(Stored items)
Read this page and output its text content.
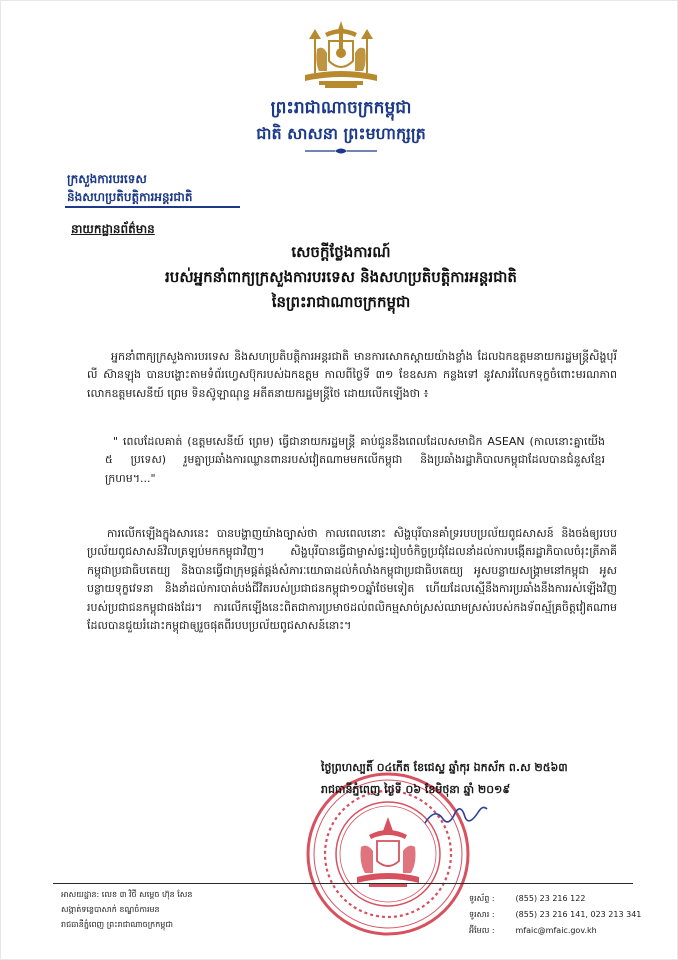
ព្រះរាជាណាចក្រកម្ពុជា
ជាតិ សាសនា ព្រះមហាក្សត្រ
ក្រសួងការបរទេស
និងសហប្រតិបត្តិការអន្តរជាតិ
នាយកដ្ឋានព័ត៌មាន
សេចក្តីថ្លែងការណ៍
របស់អ្នកនាំពាក្យក្រសួងការបរទេស និងសហប្រតិបត្តិការអន្តរជាតិ
នៃព្រះរាជាណាចក្រកម្ពុជា
អ្នកនាំពាក្យក្រសួងការបរទេស និងសហប្រតិបត្តិការអន្តរជាតិ មានការសោកស្តាយយ៉ាងខ្លាំង ដែលឯកឧត្តមនាយករដ្ឋមន្ត្រីសិង្ហបុរី លី ស៊ានឡុង បានបង្ហោះតាមទំព័រហ្វេសប៊ុករបស់ឯកឧត្តម កាលពីថ្ងៃទី ៣១ ខែឧសភា កន្លងទៅ នូវសាររំលែកទុក្ខចំពោះមរណភាពលោកឧត្តមសេនីយ៍ ព្រេម ទិនស៊ូឡាណុន្ទ អតីតនាយករដ្ឋមន្ត្រីថៃ ដោយលើកឡើងថា ៖
" ពេលដែលគាត់ (ឧត្តមសេនីយ៍ ព្រេម) ធ្វើជានាយករដ្ឋមន្ត្រី គាប់ជួននឹងពេលដែលសមាជិក ASEAN (កាលនោះគ្នាយើង ៥ ប្រទេស) រួមគ្នាប្រឆាំងការឈ្លានពានរបស់វៀតណាមមកលើកម្ពុជា និងប្រឆាំងរដ្ឋាភិបាលកម្ពុជាដែលបានជំនួសខ្មែរក្រហម។..."
ការលើកឡើងក្នុងសារនេះ បានបង្ហាញយ៉ាងច្បាស់ថា កាលពេលនោះ សិង្ហបុរីបានគាំទ្ររបបប្រល័យពូជសាសន៍ និងចង់ឲ្យរបបប្រល័យពូជសាសន៍វិលត្រឡប់មកកម្ពុជាវិញ។ សិង្ហបុរីបានធ្វើជាម្ចាស់ផ្ទះរៀបចំកិច្ចប្រជុំដែលនាំដល់ការបង្កើតរដ្ឋាភិបាលចំរុះត្រីភាគីកម្ពុជាប្រជាធិបតេយ្យ និងបានធ្វើជាក្រុមផ្គត់ផ្គង់សំភារៈយោធាដល់កំលាំងកម្ពុជាប្រជាធិបតេយ្យ អូសបន្លាយសង្គ្រាមនៅកម្ពុជា អូសបន្លាយទុក្ខវេទនា និងនាំដល់ការបាត់បង់ជីវិតរបស់ប្រជាជនកម្ពុជា១០ឆ្នាំថែមទៀត ហើយដែលស្មើនឹងការប្រឆាំងនឹងការរស់ឡើងវិញរបស់ប្រជាជនកម្ពុជាផងដែរ។ ការលើកឡើងនេះពិតជាការប្រមាថដល់ពលិកម្មសាច់ស្រស់ឈាមស្រស់របស់កងទ័ពស្ម័គ្រចិត្តវៀតណាម ដែលបានជួយរំដោះកម្ពុជាឲ្យរួចផុតពីរបបប្រល័យពូជសាសន៍នោះ។
ថ្ងៃព្រហស្បតិ៍ ០៤កើត ខែជេស្ឋ ឆ្នាំកុរ ឯកស័ក ព.ស ២៥៦៣
រាជធានីភ្នំពេញ ថ្ងៃទី ០៦ ខែមិថុនា ឆ្នាំ ២០១៩
អាសយដ្ឋាន: លេខ ៣ វិថី សម្តេច ហ៊ុន សែន
សង្កាត់ទន្លេបាសាក់ ខណ្ឌចំការមន
រាជធានីភ្នំពេញ ព្រះរាជាណាចក្រកម្ពុជា
ទូរស័ព្ទ :	(855) 23 216 122
ទូរសារ :	(855) 23 216 141, 023 213 341
អ៊ីមែល :	mfaic@mfaic.gov.kh
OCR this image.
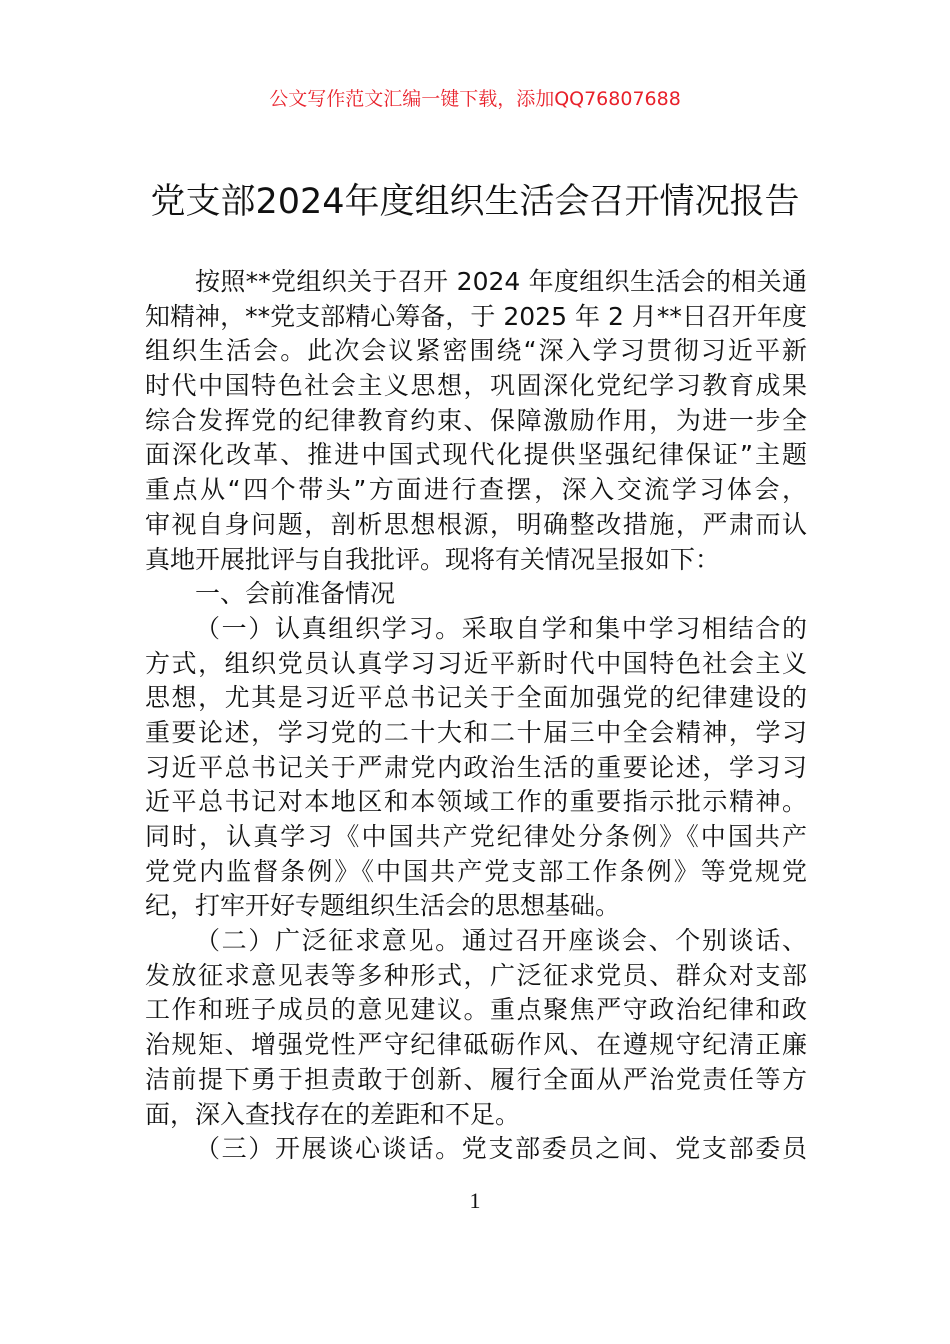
公文写作范文汇编一键下载，添加QQ76807688
党支部2024年度组织生活会召开情况报告
按照**党组织关于召开 2024 年度组织生活会的相关通
知精神，**党支部精心筹备，于 2025 年 2 月**日召开年度
组织生活会。此次会议紧密围绕“深入学习贯彻习近平新
时代中国特色社会主义思想，巩固深化党纪学习教育成果
综合发挥党的纪律教育约束、保障激励作用，为进一步全
面深化改革、推进中国式现代化提供坚强纪律保证”主题
重点从“四个带头”方面进行查摆，深入交流学习体会，
审视自身问题，剖析思想根源，明确整改措施，严肃而认
真地开展批评与自我批评。现将有关情况呈报如下：
一、会前准备情况
（一）认真组织学习。采取自学和集中学习相结合的
方式，组织党员认真学习习近平新时代中国特色社会主义
思想，尤其是习近平总书记关于全面加强党的纪律建设的
重要论述，学习党的二十大和二十届三中全会精神，学习
习近平总书记关于严肃党内政治生活的重要论述，学习习
近平总书记对本地区和本领域工作的重要指示批示精神。
同时，认真学习《中国共产党纪律处分条例》《中国共产
党党内监督条例》《中国共产党支部工作条例》等党规党
纪，打牢开好专题组织生活会的思想基础。
（二）广泛征求意见。通过召开座谈会、个别谈话、
发放征求意见表等多种形式，广泛征求党员、群众对支部
工作和班子成员的意见建议。重点聚焦严守政治纪律和政
治规矩、增强党性严守纪律砥砺作风、在遵规守纪清正廉
洁前提下勇于担责敢于创新、履行全面从严治党责任等方
面，深入查找存在的差距和不足。
（三）开展谈心谈话。党支部委员之间、党支部委员
1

Exercise directions: Lines from the one that contains "OCR this image." through the last line of the data above are to be extracted exactly, with no pictures and no other lines.

Problem solution:
OCR this image.
公文写作范文汇编一键下载，添加QQ76807688
党支部2024年度组织生活会召开情况报告
按照**党组织关于召开 2024 年度组织生活会的相关通
知精神，**党支部精心筹备，于 2025 年 2 月**日召开年度
组织生活会。此次会议紧密围绕“深入学习贯彻习近平新
时代中国特色社会主义思想，巩固深化党纪学习教育成果
综合发挥党的纪律教育约束、保障激励作用，为进一步全
面深化改革、推进中国式现代化提供坚强纪律保证”主题
重点从“四个带头”方面进行查摆，深入交流学习体会，
审视自身问题，剖析思想根源，明确整改措施，严肃而认
真地开展批评与自我批评。现将有关情况呈报如下：
一、会前准备情况
（一）认真组织学习。采取自学和集中学习相结合的
方式，组织党员认真学习习近平新时代中国特色社会主义
思想，尤其是习近平总书记关于全面加强党的纪律建设的
重要论述，学习党的二十大和二十届三中全会精神，学习
习近平总书记关于严肃党内政治生活的重要论述，学习习
近平总书记对本地区和本领域工作的重要指示批示精神。
同时，认真学习《中国共产党纪律处分条例》《中国共产
党党内监督条例》《中国共产党支部工作条例》等党规党
纪，打牢开好专题组织生活会的思想基础。
（二）广泛征求意见。通过召开座谈会、个别谈话、
发放征求意见表等多种形式，广泛征求党员、群众对支部
工作和班子成员的意见建议。重点聚焦严守政治纪律和政
治规矩、增强党性严守纪律砥砺作风、在遵规守纪清正廉
洁前提下勇于担责敢于创新、履行全面从严治党责任等方
面，深入查找存在的差距和不足。
（三）开展谈心谈话。党支部委员之间、党支部委员
1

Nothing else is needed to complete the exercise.